The task:
Scan the entries for lines containing the string "hypercholesterolemia". Reply with how many there are, and nothing else.

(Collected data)
————

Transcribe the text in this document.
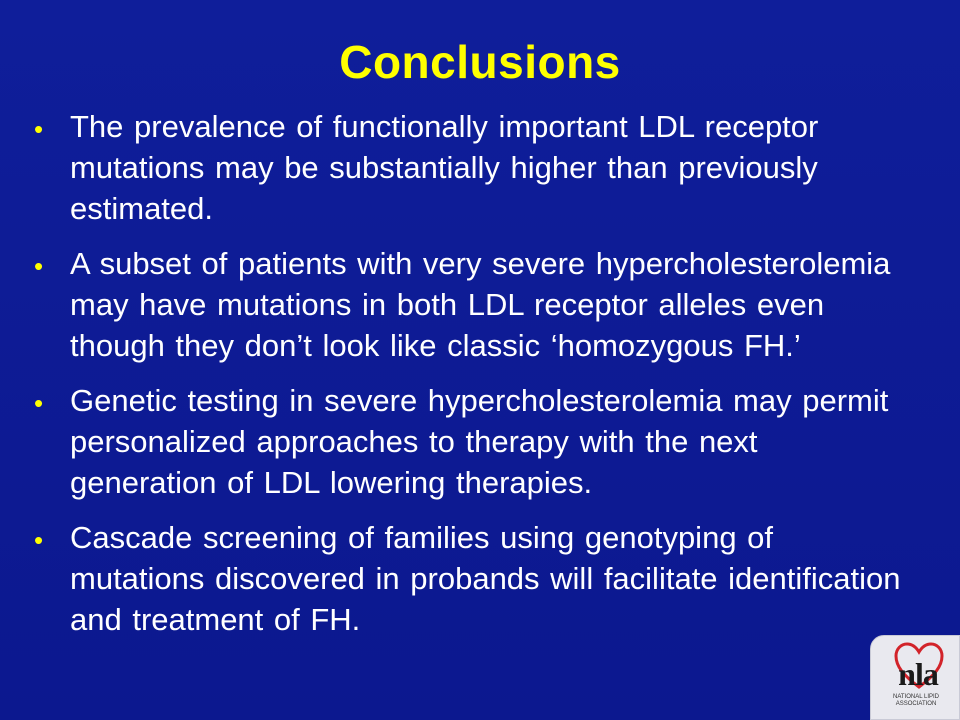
Conclusions
• The prevalence of functionally important LDL receptor mutations may be substantially higher than previously estimated.
• A subset of patients with very severe hypercholesterolemia may have mutations in both LDL receptor alleles even though they don’t look like classic ‘homozygous FH.’
• Genetic testing in severe hypercholesterolemia may permit personalized approaches to therapy with the next generation of LDL lowering therapies.
• Cascade screening of families using genotyping of mutations discovered in probands will facilitate identification and treatment of FH.
nla
NATIONAL LIPID ASSOCIATION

————

Answer to the problem:
2